— BEGIN —

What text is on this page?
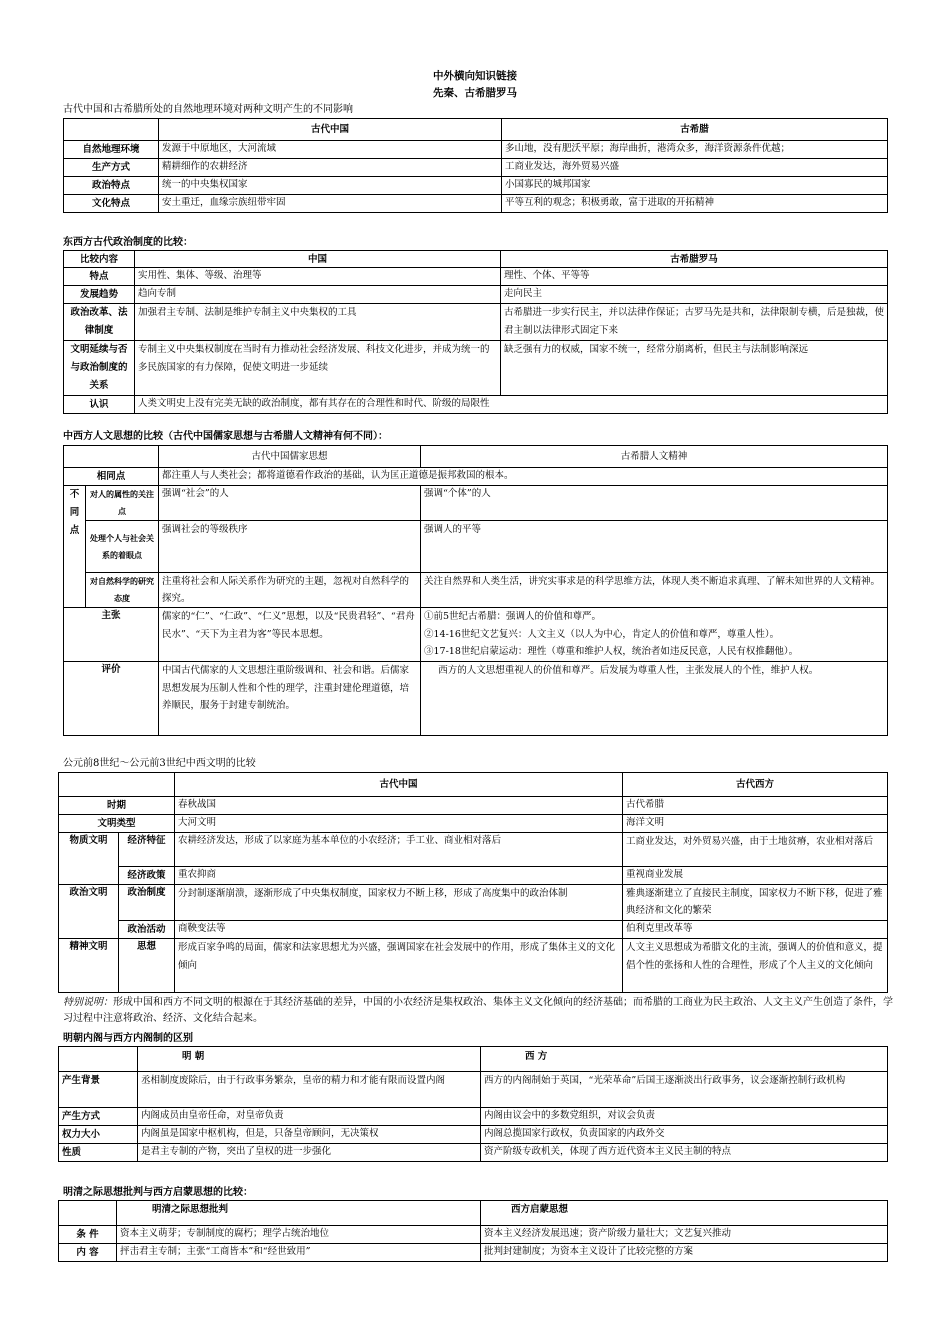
中外横向知识链接
先秦、古希腊罗马
古代中国和古希腊所处的自然地理环境对两种文明产生的不同影响
	古代中国	古希腊
自然地理环境	发源于中原地区，大河流域	多山地，没有肥沃平原；海岸曲折，港湾众多，海洋资源条件优越；
生产方式	精耕细作的农耕经济	工商业发达，海外贸易兴盛
政治特点	统一的中央集权国家	小国寡民的城邦国家
文化特点	安土重迁，血缘宗族纽带牢固	平等互利的观念；积极勇敢，富于进取的开拓精神
东西方古代政治制度的比较：
比较内容	中国	古希腊罗马
特点	实用性、集体、等级、治理等	理性、个体、平等等
发展趋势	趋向专制	走向民主
政治改革、法律制度	加强君主专制、法制是维护专制主义中央集权的工具	古希腊进一步实行民主，并以法律作保证；古罗马先是共和，法律限制专横，后是独裁，使君主制以法律形式固定下来
文明延续与否与政治制度的关系	专制主义中央集权制度在当时有力推动社会经济发展、科技文化进步，并成为统一的多民族国家的有力保障，促使文明进一步延续	缺乏强有力的权威，国家不统一，经常分崩离析，但民主与法制影响深远
认识	人类文明史上没有完美无缺的政治制度，都有其存在的合理性和时代、阶级的局限性	
中西方人文思想的比较（古代中国儒家思想与古希腊人文精神有何不同）：
		古代中国儒家思想	古希腊人文精神
相同点		都注重人与人类社会；都将道德看作政治的基础，认为匡正道德是振邦救国的根本。	
不同点	对人的属性的关注点	强调“社会”的人	强调“个体”的人
	处理个人与社会关系的着眼点	强调社会的等级秩序	强调人的平等
	对自然科学的研究态度	注重将社会和人际关系作为研究的主题，忽视对自然科学的探究。	关注自然界和人类生活，讲究实事求是的科学思维方法，体现人类不断追求真理、了解未知世界的人文精神。
主张		儒家的“仁”、“仁政”、“仁义”思想，以及“民贵君轻”、“君舟民水”、“天下为主君为客”等民本思想。	①前5世纪古希腊：强调人的价值和尊严。
②14-16世纪文艺复兴：人文主义（以人为中心，肯定人的价值和尊严，尊重人性）。
③17-18世纪启蒙运动：理性（尊重和维护人权，统治者如违反民意，人民有权推翻他）。

评价		中国古代儒家的人文思想注重阶级调和、社会和谐。后儒家思想发展为压制人性和个性的理学，注重封建伦理道德，培养顺民，服务于封建专制统治。	西方的人文思想重视人的价值和尊严。后发展为尊重人性，主张发展人的个性，维护人权。
公元前8世纪～公元前3世纪中西文明的比较
		古代中国	古代西方
时期		春秋战国	古代希腊
文明类型		大河文明	海洋文明
物质文明	经济特征	农耕经济发达，形成了以家庭为基本单位的小农经济；手工业、商业相对落后	工商业发达，对外贸易兴盛，由于土地贫瘠，农业相对落后
	经济政策	重农抑商	重视商业发展
政治文明	政治制度	分封制逐渐崩溃，逐渐形成了中央集权制度，国家权力不断上移，形成了高度集中的政治体制	雅典逐渐建立了直接民主制度，国家权力不断下移，促进了雅典经济和文化的繁荣
	政治活动	商鞅变法等	伯利克里改革等
精神文明	思想	形成百家争鸣的局面，儒家和法家思想尤为兴盛，强调国家在社会发展中的作用，形成了集体主义的文化倾向	人文主义思想成为希腊文化的主流，强调人的价值和意义，提倡个性的张扬和人性的合理性，形成了个人主义的文化倾向
特别说明：形成中国和西方不同文明的根源在于其经济基础的差异，中国的小农经济是集权政治、集体主义文化倾向的经济基础；而希腊的工商业为民主政治、人文主义产生创造了条件，学习过程中注意将政治、经济、文化结合起来。
明朝内阁与西方内阁制的区别
	明 朝	西 方
产生背景	丞相制度废除后，由于行政事务繁杂，皇帝的精力和才能有限而设置内阁	西方的内阁制始于英国，“光荣革命”后国王逐渐淡出行政事务，议会逐渐控制行政机构
产生方式	内阁成员由皇帝任命，对皇帝负责	内阁由议会中的多数党组织，对议会负责
权力大小	内阁虽是国家中枢机构，但是，只备皇帝顾问，无决策权	内阁总揽国家行政权，负责国家的内政外交
性质	是君主专制的产物，突出了皇权的进一步强化	资产阶级专政机关，体现了西方近代资本主义民主制的特点
明清之际思想批判与西方启蒙思想的比较：
	明清之际思想批判	西方启蒙思想
条 件	资本主义萌芽；专制制度的腐朽；理学占统治地位	资本主义经济发展迅速；资产阶级力量壮大；文艺复兴推动
内 容	抨击君主专制；主张“工商皆本”和“经世致用”	批判封建制度；为资本主义设计了比较完整的方案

— END —

• _Problem description_
From the entries above, copy out every line where the string "工商业发达" appears.

• _Result of this exercise_
生产方式	精耕细作的农耕经济	工商业发达，海外贸易兴盛
物质文明	经济特征	农耕经济发达，形成了以家庭为基本单位的小农经济；手工业、商业相对落后	工商业发达，对外贸易兴盛，由于土地贫瘠，农业相对落后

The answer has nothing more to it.